[Collected data entries]

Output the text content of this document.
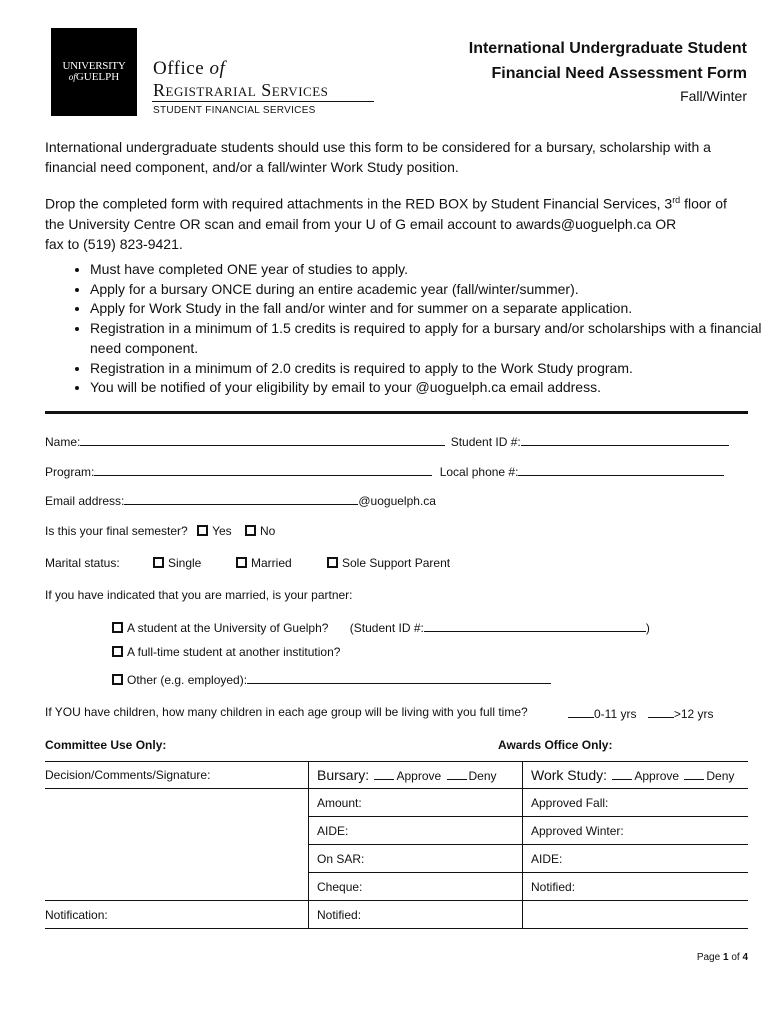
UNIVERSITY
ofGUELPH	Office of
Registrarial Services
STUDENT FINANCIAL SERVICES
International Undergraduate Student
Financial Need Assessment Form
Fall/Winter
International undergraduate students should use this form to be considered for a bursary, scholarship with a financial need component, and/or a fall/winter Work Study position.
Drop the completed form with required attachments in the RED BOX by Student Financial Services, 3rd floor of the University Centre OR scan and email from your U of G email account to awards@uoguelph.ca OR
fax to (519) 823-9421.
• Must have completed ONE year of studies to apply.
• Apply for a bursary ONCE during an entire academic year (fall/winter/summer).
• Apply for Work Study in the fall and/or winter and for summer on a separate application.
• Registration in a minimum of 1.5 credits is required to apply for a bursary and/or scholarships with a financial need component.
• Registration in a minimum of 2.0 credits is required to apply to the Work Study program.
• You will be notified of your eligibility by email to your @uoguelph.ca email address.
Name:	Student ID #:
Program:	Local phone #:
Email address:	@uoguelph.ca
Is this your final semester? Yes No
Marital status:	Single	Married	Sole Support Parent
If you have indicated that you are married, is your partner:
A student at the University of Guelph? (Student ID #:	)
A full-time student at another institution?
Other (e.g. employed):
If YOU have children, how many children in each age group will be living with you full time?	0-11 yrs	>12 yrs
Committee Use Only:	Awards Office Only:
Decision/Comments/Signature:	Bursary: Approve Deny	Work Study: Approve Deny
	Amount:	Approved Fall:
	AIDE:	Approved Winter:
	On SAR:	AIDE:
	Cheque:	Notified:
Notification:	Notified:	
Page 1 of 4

▶ Short exercise: Quote the entries in full. Any image among them is to be omitted from the copy.

▶ Final result:
Output the text content of this document.
UNIVERSITY
ofGUELPH	Office of
Registrarial Services
STUDENT FINANCIAL SERVICES
International Undergraduate Student
Financial Need Assessment Form
Fall/Winter
International undergraduate students should use this form to be considered for a bursary, scholarship with a financial need component, and/or a fall/winter Work Study position.
Drop the completed form with required attachments in the RED BOX by Student Financial Services, 3rd floor of the University Centre OR scan and email from your U of G email account to awards@uoguelph.ca OR
fax to (519) 823-9421.
• Must have completed ONE year of studies to apply.
• Apply for a bursary ONCE during an entire academic year (fall/winter/summer).
• Apply for Work Study in the fall and/or winter and for summer on a separate application.
• Registration in a minimum of 1.5 credits is required to apply for a bursary and/or scholarships with a financial need component.
• Registration in a minimum of 2.0 credits is required to apply to the Work Study program.
• You will be notified of your eligibility by email to your @uoguelph.ca email address.
Name:	Student ID #:
Program:	Local phone #:
Email address:	@uoguelph.ca
Is this your final semester? Yes No
Marital status:	Single	Married	Sole Support Parent
If you have indicated that you are married, is your partner:
A student at the University of Guelph? (Student ID #:	)
A full-time student at another institution?
Other (e.g. employed):
If YOU have children, how many children in each age group will be living with you full time?	0-11 yrs	>12 yrs
Committee Use Only:	Awards Office Only:
Decision/Comments/Signature:	Bursary: Approve Deny	Work Study: Approve Deny
	Amount:	Approved Fall:
	AIDE:	Approved Winter:
	On SAR:	AIDE:
	Cheque:	Notified:
Notification:	Notified:	
Page 1 of 4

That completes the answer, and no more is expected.